**SET TASK**: Return the stretch of lines from the first line through the line containing "front-defrost-icon <box>561 210 581 224</box>", both included, reproducing each one character for character.

**Bounding box annotations**:
══════════

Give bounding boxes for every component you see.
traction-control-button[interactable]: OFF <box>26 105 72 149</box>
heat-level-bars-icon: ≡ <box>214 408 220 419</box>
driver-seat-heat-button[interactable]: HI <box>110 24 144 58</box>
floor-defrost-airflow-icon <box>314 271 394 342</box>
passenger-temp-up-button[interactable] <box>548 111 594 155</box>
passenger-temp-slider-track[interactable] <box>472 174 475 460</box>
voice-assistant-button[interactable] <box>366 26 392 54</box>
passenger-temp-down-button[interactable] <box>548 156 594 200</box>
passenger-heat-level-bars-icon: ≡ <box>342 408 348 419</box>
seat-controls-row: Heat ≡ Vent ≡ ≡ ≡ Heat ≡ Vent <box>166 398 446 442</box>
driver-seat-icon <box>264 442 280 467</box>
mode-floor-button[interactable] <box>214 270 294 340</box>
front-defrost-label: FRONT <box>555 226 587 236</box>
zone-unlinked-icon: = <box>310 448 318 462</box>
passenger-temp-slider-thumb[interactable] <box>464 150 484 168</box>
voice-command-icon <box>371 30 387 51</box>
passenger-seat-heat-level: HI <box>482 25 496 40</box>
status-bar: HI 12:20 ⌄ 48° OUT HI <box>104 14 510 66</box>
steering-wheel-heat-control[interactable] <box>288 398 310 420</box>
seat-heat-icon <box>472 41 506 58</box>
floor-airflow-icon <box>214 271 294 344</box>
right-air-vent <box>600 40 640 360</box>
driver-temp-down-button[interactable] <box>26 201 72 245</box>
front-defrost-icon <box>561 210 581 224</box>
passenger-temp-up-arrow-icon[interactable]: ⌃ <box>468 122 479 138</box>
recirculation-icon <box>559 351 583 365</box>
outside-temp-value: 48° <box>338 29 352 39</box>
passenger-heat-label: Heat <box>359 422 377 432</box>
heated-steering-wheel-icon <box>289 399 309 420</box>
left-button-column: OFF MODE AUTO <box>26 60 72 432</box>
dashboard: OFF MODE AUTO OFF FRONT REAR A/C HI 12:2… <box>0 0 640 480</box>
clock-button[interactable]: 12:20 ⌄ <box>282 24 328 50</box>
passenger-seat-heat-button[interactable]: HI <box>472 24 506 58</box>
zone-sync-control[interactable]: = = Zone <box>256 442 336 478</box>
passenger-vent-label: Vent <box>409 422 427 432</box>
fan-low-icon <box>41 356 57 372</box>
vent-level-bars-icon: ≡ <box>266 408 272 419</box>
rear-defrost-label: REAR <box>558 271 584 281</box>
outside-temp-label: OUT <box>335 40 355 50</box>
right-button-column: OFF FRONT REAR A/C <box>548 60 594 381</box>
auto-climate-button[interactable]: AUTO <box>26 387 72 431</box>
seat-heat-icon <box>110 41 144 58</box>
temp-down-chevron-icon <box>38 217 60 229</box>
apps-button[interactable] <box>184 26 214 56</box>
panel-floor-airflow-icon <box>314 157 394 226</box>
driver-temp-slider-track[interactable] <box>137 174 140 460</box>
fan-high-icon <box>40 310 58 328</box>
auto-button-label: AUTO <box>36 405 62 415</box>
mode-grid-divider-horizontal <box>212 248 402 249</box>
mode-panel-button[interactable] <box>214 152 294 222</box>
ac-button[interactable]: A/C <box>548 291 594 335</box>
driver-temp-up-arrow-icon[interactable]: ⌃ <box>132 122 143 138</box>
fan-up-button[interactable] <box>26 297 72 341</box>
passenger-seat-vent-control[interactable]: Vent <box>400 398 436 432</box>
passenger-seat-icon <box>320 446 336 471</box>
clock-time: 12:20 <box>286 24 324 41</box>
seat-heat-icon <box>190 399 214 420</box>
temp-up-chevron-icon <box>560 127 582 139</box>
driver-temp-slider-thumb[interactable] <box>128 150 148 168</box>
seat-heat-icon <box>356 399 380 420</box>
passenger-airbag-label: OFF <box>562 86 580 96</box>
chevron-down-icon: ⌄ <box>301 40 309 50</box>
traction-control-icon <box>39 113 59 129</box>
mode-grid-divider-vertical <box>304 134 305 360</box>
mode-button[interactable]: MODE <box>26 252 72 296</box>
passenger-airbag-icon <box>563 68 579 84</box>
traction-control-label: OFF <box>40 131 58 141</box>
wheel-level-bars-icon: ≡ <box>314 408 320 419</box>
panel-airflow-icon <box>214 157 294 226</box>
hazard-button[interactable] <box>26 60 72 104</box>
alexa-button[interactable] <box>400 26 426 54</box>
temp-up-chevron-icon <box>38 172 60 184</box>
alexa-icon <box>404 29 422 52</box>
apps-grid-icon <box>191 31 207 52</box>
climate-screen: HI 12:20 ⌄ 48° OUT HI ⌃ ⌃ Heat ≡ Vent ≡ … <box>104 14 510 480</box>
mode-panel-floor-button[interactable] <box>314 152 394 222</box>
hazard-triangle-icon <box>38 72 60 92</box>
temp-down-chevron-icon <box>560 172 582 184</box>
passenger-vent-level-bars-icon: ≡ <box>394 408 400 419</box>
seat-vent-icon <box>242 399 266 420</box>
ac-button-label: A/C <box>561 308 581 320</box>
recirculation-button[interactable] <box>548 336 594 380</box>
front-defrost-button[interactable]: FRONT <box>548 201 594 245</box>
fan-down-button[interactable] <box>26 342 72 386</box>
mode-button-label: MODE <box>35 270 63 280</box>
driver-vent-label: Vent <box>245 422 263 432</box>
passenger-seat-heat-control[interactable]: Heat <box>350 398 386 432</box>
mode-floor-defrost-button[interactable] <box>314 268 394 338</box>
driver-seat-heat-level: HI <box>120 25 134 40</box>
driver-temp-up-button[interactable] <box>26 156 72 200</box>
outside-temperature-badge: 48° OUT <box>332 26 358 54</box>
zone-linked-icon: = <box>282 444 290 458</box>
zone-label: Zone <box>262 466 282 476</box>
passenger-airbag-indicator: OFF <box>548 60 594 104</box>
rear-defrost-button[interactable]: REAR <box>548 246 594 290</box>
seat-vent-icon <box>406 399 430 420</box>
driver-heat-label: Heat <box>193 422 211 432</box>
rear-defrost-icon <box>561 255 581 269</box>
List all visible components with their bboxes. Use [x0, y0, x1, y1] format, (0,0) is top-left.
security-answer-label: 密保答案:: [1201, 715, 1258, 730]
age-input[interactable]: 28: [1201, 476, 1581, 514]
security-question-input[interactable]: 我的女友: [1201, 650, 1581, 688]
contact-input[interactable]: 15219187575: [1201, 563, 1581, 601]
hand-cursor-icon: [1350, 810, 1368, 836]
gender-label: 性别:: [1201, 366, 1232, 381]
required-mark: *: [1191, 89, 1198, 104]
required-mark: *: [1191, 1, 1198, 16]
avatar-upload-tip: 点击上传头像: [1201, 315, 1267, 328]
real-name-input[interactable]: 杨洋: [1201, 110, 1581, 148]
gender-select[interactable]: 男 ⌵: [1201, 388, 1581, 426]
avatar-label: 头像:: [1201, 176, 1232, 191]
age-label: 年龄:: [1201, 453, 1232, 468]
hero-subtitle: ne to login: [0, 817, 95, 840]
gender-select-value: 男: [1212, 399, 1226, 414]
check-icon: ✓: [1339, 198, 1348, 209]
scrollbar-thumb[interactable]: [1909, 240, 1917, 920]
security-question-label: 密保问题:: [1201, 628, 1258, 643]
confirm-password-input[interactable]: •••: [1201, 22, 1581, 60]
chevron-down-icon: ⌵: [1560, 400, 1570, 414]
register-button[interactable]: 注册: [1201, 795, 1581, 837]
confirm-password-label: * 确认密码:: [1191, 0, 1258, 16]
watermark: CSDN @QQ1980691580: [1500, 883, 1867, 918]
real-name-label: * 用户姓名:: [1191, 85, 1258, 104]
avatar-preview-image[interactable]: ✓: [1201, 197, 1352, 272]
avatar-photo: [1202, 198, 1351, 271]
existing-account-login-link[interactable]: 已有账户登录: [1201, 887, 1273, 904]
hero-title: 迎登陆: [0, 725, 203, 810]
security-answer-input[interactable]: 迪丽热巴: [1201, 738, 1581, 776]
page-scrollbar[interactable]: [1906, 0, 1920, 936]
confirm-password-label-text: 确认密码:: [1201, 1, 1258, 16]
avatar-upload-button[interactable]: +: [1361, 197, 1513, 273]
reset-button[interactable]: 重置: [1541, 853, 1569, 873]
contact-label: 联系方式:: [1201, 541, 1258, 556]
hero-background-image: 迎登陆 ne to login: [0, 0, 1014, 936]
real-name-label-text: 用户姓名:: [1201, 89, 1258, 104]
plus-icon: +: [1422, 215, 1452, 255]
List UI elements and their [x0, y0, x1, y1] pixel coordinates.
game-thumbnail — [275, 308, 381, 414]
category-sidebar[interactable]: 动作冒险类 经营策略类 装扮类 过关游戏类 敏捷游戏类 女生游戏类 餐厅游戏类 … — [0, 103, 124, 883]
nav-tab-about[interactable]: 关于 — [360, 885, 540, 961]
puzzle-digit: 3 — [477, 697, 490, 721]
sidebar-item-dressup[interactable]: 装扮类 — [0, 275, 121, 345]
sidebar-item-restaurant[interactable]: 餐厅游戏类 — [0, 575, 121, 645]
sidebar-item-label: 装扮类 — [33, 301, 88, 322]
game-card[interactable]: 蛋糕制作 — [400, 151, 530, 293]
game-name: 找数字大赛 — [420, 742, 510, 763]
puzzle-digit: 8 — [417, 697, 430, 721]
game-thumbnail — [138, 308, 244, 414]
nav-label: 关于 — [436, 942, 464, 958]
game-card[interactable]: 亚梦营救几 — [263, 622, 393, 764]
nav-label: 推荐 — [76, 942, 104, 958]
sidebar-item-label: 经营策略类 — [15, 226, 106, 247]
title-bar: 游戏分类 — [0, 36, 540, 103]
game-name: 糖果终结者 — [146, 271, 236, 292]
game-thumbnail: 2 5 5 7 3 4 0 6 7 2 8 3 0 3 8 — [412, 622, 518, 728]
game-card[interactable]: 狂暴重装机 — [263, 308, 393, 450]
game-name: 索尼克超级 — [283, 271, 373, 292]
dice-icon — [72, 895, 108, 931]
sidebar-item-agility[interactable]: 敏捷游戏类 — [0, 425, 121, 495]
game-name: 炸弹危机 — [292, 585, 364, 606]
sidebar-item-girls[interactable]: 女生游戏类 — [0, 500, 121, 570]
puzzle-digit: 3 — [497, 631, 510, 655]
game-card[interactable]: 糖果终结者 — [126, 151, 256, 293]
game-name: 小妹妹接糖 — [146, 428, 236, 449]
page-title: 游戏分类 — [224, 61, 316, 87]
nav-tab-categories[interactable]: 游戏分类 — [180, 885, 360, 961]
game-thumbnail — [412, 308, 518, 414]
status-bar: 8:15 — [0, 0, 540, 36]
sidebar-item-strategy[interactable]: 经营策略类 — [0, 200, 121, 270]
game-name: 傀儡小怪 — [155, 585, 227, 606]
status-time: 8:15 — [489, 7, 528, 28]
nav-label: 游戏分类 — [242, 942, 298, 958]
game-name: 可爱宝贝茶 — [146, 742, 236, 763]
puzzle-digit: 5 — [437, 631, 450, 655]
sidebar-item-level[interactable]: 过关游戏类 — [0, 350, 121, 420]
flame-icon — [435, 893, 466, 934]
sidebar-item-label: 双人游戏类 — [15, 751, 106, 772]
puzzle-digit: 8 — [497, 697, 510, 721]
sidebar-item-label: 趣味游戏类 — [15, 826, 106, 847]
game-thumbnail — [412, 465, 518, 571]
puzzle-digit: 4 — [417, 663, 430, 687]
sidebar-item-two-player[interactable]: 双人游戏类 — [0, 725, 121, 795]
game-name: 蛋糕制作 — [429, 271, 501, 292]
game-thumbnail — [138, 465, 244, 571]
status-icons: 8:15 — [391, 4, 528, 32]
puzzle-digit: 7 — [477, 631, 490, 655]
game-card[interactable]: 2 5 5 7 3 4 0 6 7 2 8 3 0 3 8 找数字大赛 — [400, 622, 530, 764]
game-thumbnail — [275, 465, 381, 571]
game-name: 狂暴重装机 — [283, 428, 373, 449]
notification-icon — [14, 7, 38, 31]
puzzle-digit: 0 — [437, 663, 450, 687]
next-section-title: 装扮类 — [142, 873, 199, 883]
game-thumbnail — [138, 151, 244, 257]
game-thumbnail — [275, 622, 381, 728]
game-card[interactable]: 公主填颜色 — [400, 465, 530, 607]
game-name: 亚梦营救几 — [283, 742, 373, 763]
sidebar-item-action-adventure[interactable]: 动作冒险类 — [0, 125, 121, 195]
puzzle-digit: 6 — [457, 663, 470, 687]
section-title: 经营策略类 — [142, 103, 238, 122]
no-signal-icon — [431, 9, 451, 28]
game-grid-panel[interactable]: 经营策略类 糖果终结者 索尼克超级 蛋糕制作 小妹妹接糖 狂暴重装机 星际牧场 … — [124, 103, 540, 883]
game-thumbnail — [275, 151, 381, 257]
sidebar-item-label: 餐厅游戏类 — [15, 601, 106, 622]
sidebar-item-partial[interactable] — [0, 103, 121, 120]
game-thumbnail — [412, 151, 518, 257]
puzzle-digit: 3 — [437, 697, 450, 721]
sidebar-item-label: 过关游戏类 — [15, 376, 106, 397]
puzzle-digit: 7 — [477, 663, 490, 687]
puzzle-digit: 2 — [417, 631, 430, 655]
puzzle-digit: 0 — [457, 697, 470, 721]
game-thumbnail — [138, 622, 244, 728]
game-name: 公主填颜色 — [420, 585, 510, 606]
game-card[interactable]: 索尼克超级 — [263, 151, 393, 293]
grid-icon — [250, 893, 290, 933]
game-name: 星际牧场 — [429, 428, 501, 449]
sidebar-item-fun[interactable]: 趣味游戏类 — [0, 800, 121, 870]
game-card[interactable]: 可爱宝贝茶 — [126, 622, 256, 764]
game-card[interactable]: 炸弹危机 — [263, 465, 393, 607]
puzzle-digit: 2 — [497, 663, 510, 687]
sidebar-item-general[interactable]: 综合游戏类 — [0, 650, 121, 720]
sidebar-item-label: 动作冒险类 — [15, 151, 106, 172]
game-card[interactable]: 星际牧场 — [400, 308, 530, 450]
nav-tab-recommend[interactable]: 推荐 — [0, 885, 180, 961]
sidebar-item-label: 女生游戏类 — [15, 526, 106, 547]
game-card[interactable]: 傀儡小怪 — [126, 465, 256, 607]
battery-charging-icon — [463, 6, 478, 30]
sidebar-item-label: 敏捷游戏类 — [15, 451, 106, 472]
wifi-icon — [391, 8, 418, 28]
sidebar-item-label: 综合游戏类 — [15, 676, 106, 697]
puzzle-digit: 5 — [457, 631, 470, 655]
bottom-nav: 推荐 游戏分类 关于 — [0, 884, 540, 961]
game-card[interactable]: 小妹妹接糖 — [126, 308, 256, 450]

══════════

**WRITTEN SOLUTION**:
Give bounding boxes for every component you see.
traction-control-button[interactable]: OFF <box>26 105 72 149</box>
heat-level-bars-icon: ≡ <box>214 408 220 419</box>
driver-seat-heat-button[interactable]: HI <box>110 24 144 58</box>
floor-defrost-airflow-icon <box>314 271 394 342</box>
passenger-temp-up-button[interactable] <box>548 111 594 155</box>
passenger-temp-slider-track[interactable] <box>472 174 475 460</box>
voice-assistant-button[interactable] <box>366 26 392 54</box>
passenger-temp-down-button[interactable] <box>548 156 594 200</box>
passenger-heat-level-bars-icon: ≡ <box>342 408 348 419</box>
seat-controls-row: Heat ≡ Vent ≡ ≡ ≡ Heat ≡ Vent <box>166 398 446 442</box>
driver-seat-icon <box>264 442 280 467</box>
mode-floor-button[interactable] <box>214 270 294 340</box>
front-defrost-label: FRONT <box>555 226 587 236</box>
zone-unlinked-icon: = <box>310 448 318 462</box>
passenger-temp-slider-thumb[interactable] <box>464 150 484 168</box>
voice-command-icon <box>371 30 387 51</box>
passenger-seat-heat-level: HI <box>482 25 496 40</box>
status-bar: HI 12:20 ⌄ 48° OUT HI <box>104 14 510 66</box>
steering-wheel-heat-control[interactable] <box>288 398 310 420</box>
seat-heat-icon <box>472 41 506 58</box>
floor-airflow-icon <box>214 271 294 344</box>
right-air-vent <box>600 40 640 360</box>
driver-temp-down-button[interactable] <box>26 201 72 245</box>
front-defrost-icon <box>561 210 581 224</box>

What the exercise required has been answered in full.